-- Entries --
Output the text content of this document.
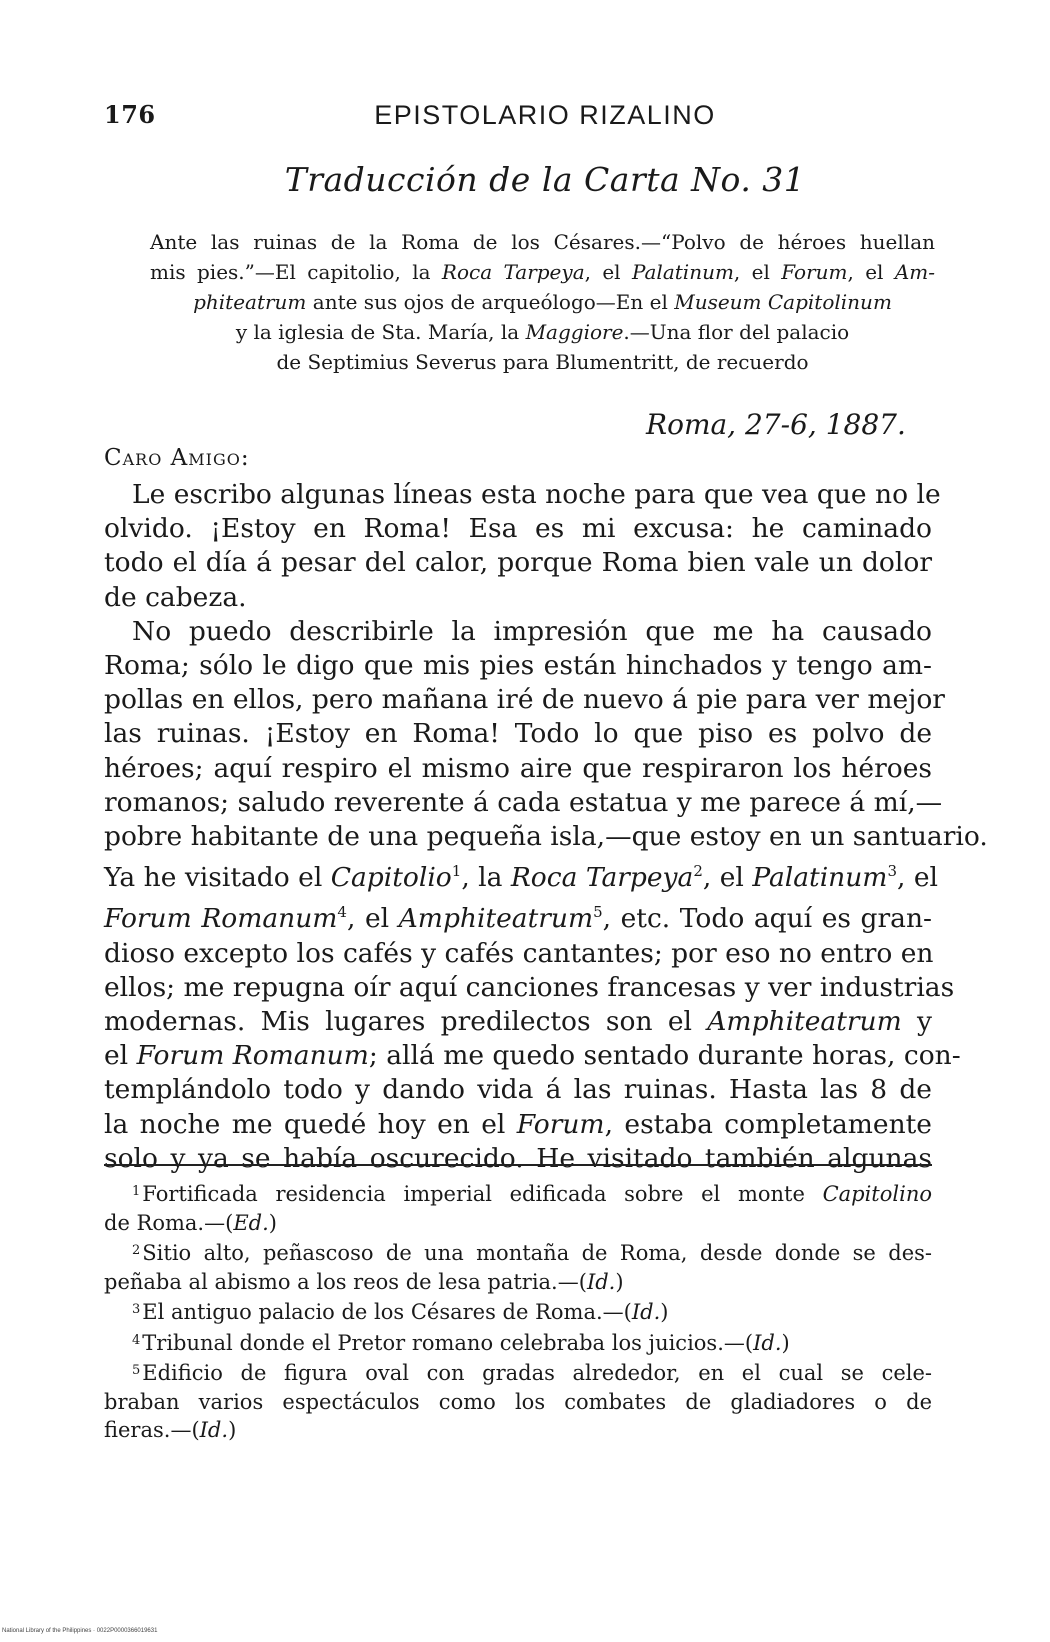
176	EPISTOLARIO RIZALINO
Traducción de la Carta No. 31
Ante las ruinas de la Roma de los Césares.—“Polvo de héroes huellan
mis pies.”—El capitolio, la Roca Tarpeya, el Palatinum, el Forum, el Am-
phiteatrum ante sus ojos de arqueólogo—En el Museum Capitolinum
y la iglesia de Sta. María, la Maggiore.—Una flor del palacio
de Septimius Severus para Blumentritt, de recuerdo
Roma, 27-6, 1887.
Caro Amigo:
Le escribo algunas líneas esta noche para que vea que no le
olvido. ¡Estoy en Roma! Esa es mi excusa: he caminado
todo el día á pesar del calor, porque Roma bien vale un dolor
de cabeza.
No puedo describirle la impresión que me ha causado
Roma; sólo le digo que mis pies están hinchados y tengo am-
pollas en ellos, pero mañana iré de nuevo á pie para ver mejor
las ruinas. ¡Estoy en Roma! Todo lo que piso es polvo de
héroes; aquí respiro el mismo aire que respiraron los héroes
romanos; saludo reverente á cada estatua y me parece á mí,—
pobre habitante de una pequeña isla,—que estoy en un santuario.
Ya he visitado el Capitolio$^1$, la Roca Tarpeya$^2$, el Palatinum$^3$, el
Forum Romanum$^4$, el Amphiteatrum$^5$, etc. Todo aquí es gran-
dioso excepto los cafés y cafés cantantes; por eso no entro en
ellos; me repugna oír aquí canciones francesas y ver industrias
modernas. Mis lugares predilectos son el Amphiteatrum y
el Forum Romanum; allá me quedo sentado durante horas, con-
templándolo todo y dando vida á las ruinas. Hasta las 8 de
la noche me quedé hoy en el Forum, estaba completamente
solo y ya se había oscurecido. He visitado también algunas
$^1$Fortificada residencia imperial edificada sobre el monte Capitolino
de Roma.—(Ed.)
$^2$Sitio alto, peñascoso de una montaña de Roma, desde donde se des-
peñaba al abismo a los reos de lesa patria.—(Id.)
$^3$El antiguo palacio de los Césares de Roma.—(Id.)
$^4$Tribunal donde el Pretor romano celebraba los juicios.—(Id.)
$^5$Edificio de figura oval con gradas alrededor, en el cual se cele-
braban varios espectáculos como los combates de gladiadores o de
fieras.—(Id.)
National Library of the Philippines · 0022P0000366019631
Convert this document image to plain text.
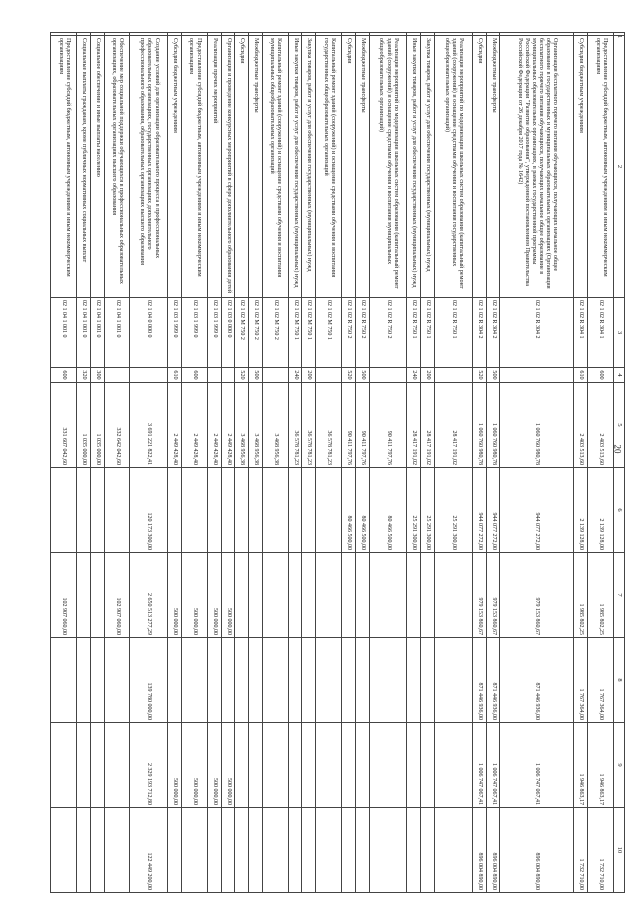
20
1	2	3	4	5	6	7	8	9	10
	Предоставление субсидий бюджетным, автономным учреждениям и иным некоммерческим организациям	02 1 02 R 304 1	600	2 403 513,60	2 139 128,00	1 985 802,25	1 767 364,00	1 946 863,17	1 732 710,00
	Субсидии бюджетным учреждениям	02 1 02 R 304 1	610	2 403 513,60	2 139 128,00	1 985 802,25	1 767 364,00	1 946 863,17	1 732 710,00
	Организация бесплатного горячего питания обучающихся, получающих начальное общее образование в государственных и муниципальных образовательных организациях (Организация бесплатного горячего питания обучающихся, получающих начальное общее образование в муниципальных образовательных организациях, в рамках государственной программы Российской Федерации "Развитие образования", утвержденной постановлением Правительства Российской Федерации от 26 декабря 2017 года № 1642)	02 1 02 R 304 2		1 060 760 980,78	944 077 272,00	979 153 860,67	871 446 936,00	1 006 747 067,41	896 004 890,00
	Межбюджетные трансферты	02 1 02 R 304 2	500	1 060 760 980,78	944 077 272,00	979 153 860,67	871 446 936,00	1 006 747 067,41	896 004 890,00
	Субсидии	02 1 02 R 304 2	520	1 060 760 980,78	944 077 272,00	979 153 860,67	871 446 936,00	1 006 747 067,41	896 004 890,00
	Реализация мероприятий по модернизации школьных систем образования (капитальный ремонт зданий (сооружений) и оснащение средствами обучения и воспитания государственных общеобразовательных организаций)	02 1 02 R 750 1		28 417 191,02	25 291 300,00				
	Закупка товаров, работ и услуг для обеспечения государственных (муниципальных) нужд	02 1 02 R 750 1	200	28 417 191,02	25 291 300,00				
	Иные закупки товаров, работ и услуг для обеспечения государственных (муниципальных) нужд	02 1 02 R 750 1	240	28 417 191,02	25 291 300,00				
	Реализация мероприятий по модернизации школьных систем образования (капитальный ремонт зданий (сооружений) и оснащение средствами обучения и воспитания муниципальных общеобразовательных организаций)	02 1 02 R 750 2		90 411 797,76	80 466 500,00				
	Межбюджетные трансферты	02 1 02 R 750 2	500	90 411 797,76	80 466 500,00				
	Субсидии	02 1 02 R 750 2	520	90 411 797,76	80 466 500,00				
	Капитальный ремонт зданий (сооружений) и оснащение средствами обучения и воспитания государственных общеобразовательных организаций	02 1 02 M 750 1		36 578 781,23					
	Закупка товаров, работ и услуг для обеспечения государственных (муниципальных) нужд	02 1 02 M 750 1	200	36 578 781,23					
	Иные закупки товаров, работ и услуг для обеспечения государственных (муниципальных) нужд	02 1 02 M 750 1	240	36 578 781,23					
	Капитальный ремонт зданий (сооружений) и оснащение средствами обучения и воспитания муниципальных общеобразовательных организаций	02 1 02 M 750 2		3 468 956,38					
	Межбюджетные трансферты	02 1 02 M 750 2	500	3 468 956,38					
	Субсидии	02 1 02 M 750 2	520	3 468 956,38					
	Организация и проведение конкурсных мероприятий в сфере дополнительного образования детей	02 1 03 0 000 0		2 449 428,40		500 000,00		500 000,00	
	Реализация прочих мероприятий	02 1 03 1 999 0		2 449 428,40		500 000,00		500 000,00	
	Предоставление субсидий бюджетным, автономным учреждениям и иным некоммерческим организациям	02 1 03 1 999 0	600	2 449 428,40		500 000,00		500 000,00	
	Субсидии бюджетным учреждениям	02 1 03 1 999 0	610	2 449 428,40		500 000,00		500 000,00	
	Создание условий для организации образовательного процесса в профессиональных образовательных организациях, государственных организациях дополнительного профессионального образования, образовательных организациях высшего образования	02 1 04 0 000 0		3 691 221 822,41	120 173 300,00	2 650 513 277,29	139 780 000,00	2 329 193 712,80	122 449 200,00
	Обеспечение мер социальной поддержки обучающихся в профессиональных образовательных организациях, образовательных организациях высшего образования	02 1 04 1 001 0		332 642 042,60		102 907 060,00			
	Социальное обеспечение и иные выплаты населению	02 1 04 1 001 0	300	1 035 000,00					
	Социальные выплаты гражданам, кроме публичных нормативных социальных выплат	02 1 04 1 001 0	320	1 035 000,00					
	Предоставление субсидий бюджетным, автономным учреждениям и иным некоммерческим организациям	02 1 04 1 001 0	600	331 607 042,60		102 907 060,00			
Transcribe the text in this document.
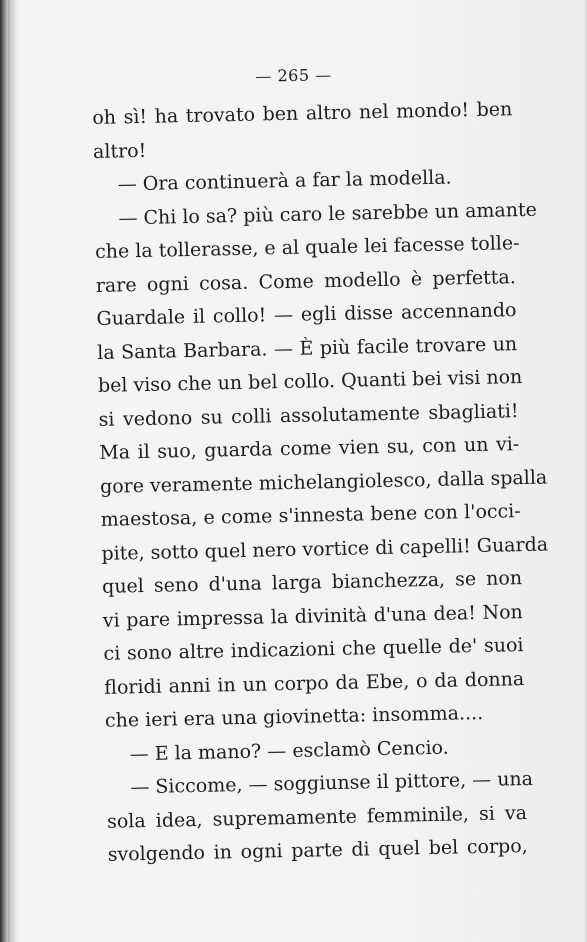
— 265 —
oh sì! ha trovato ben altro nel mondo! ben
altro!
— Ora continuerà a far la modella.
— Chi lo sa? più caro le sarebbe un amante
che la tollerasse, e al quale lei facesse tolle-
rare ogni cosa. Come modello è perfetta.
Guardale il collo! — egli disse accennando
la Santa Barbara. — È più facile trovare un
bel viso che un bel collo. Quanti bei visi non
si vedono su colli assolutamente sbagliati!
Ma il suo, guarda come vien su, con un vi-
gore veramente michelangiolesco, dalla spalla
maestosa, e come s'innesta bene con l'occi-
pite, sotto quel nero vortice di capelli! Guarda
quel seno d'una larga bianchezza, se non
vi pare impressa la divinità d'una dea! Non
ci sono altre indicazioni che quelle de' suoi
floridi anni in un corpo da Ebe, o da donna
che ieri era una giovinetta: insomma....
— E la mano? — esclamò Cencio.
— Siccome, — soggiunse il pittore, — una
sola idea, supremamente femminile, si va
svolgendo in ogni parte di quel bel corpo,
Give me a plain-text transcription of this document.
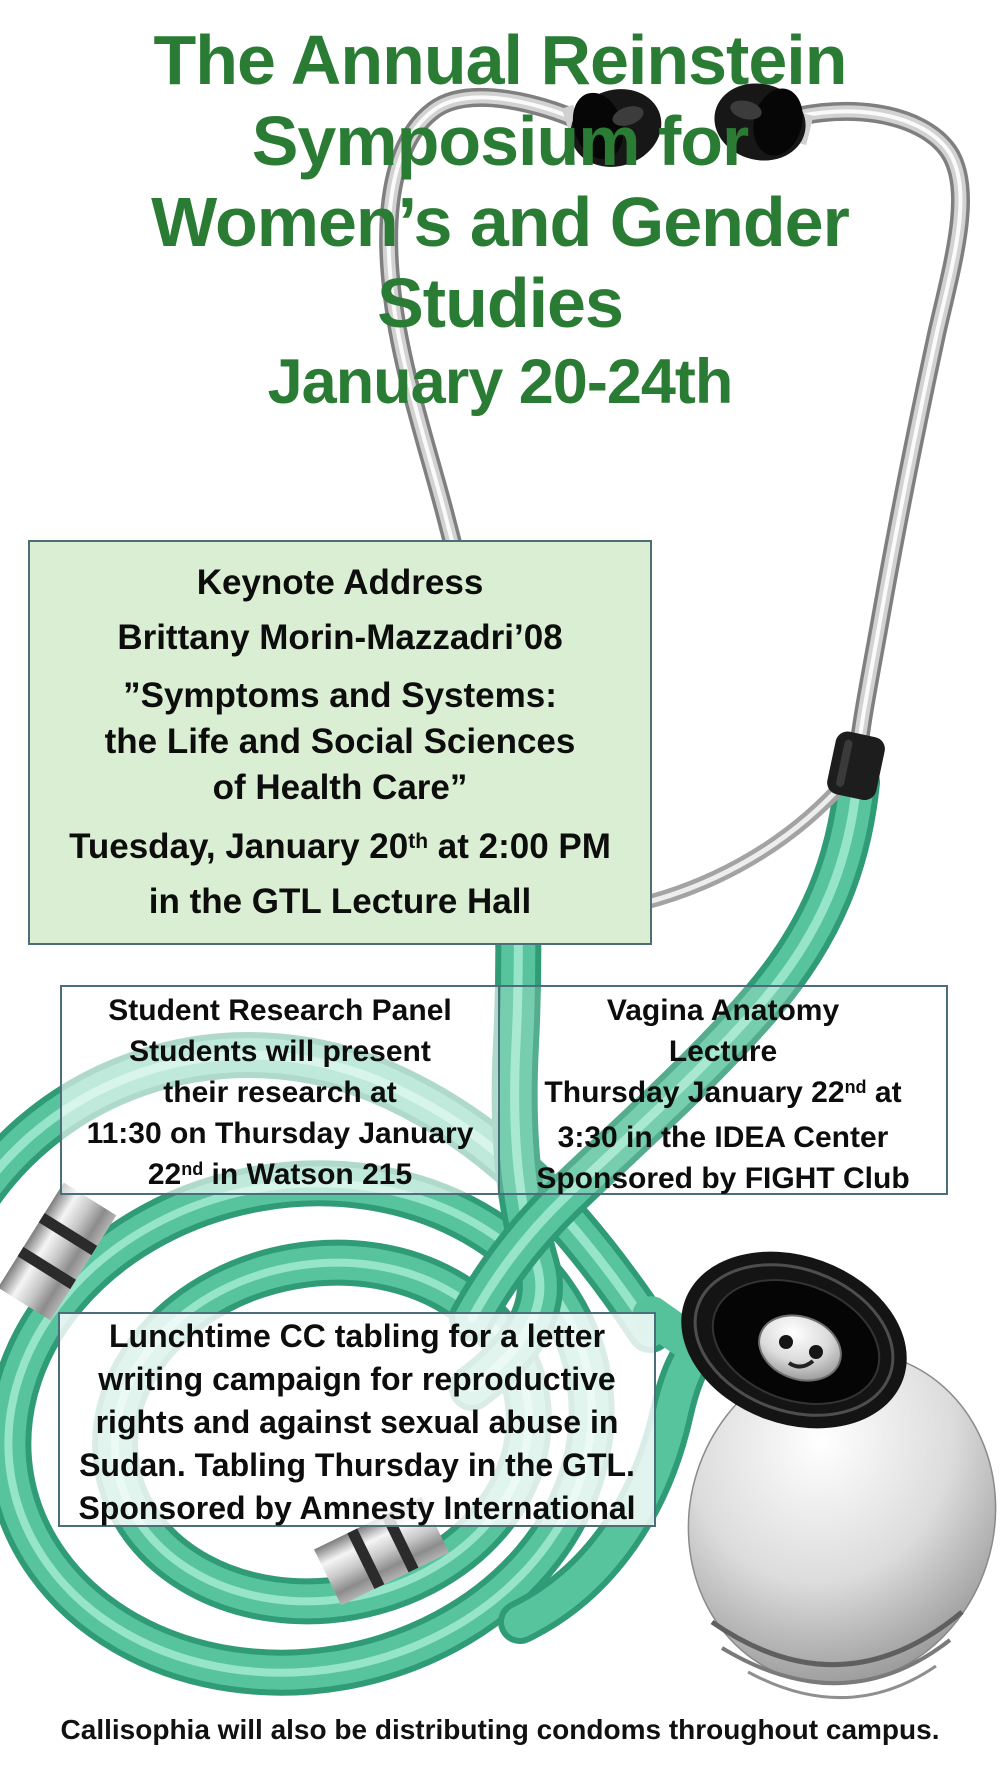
The Annual Reinstein
Symposium for
Women’s and Gender
Studies
January 20-24th
Keynote Address
Brittany Morin-Mazzadri’08
”Symptoms and Systems:
the Life and Social Sciences
of Health Care”
Tuesday, January 20th at 2:00 PM
in the GTL Lecture Hall
Student Research Panel
Students will present
their research at
11:30 on Thursday January
22nd in Watson 215
Vagina Anatomy
Lecture
Thursday January 22nd at
3:30 in the IDEA Center
Sponsored by FIGHT Club
Lunchtime CC tabling for a letter
writing campaign for reproductive
rights and against sexual abuse in
Sudan. Tabling Thursday in the GTL.
Sponsored by Amnesty International
Callisophia will also be distributing condoms throughout campus.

-- Your task --
Each line in the listing above that contains "text" should be copied.

-- Task output --
Output the text content of this document.
Convert this document image to plain text.
Transcribe the text in this document.
Give me a plain-text transcription of this document.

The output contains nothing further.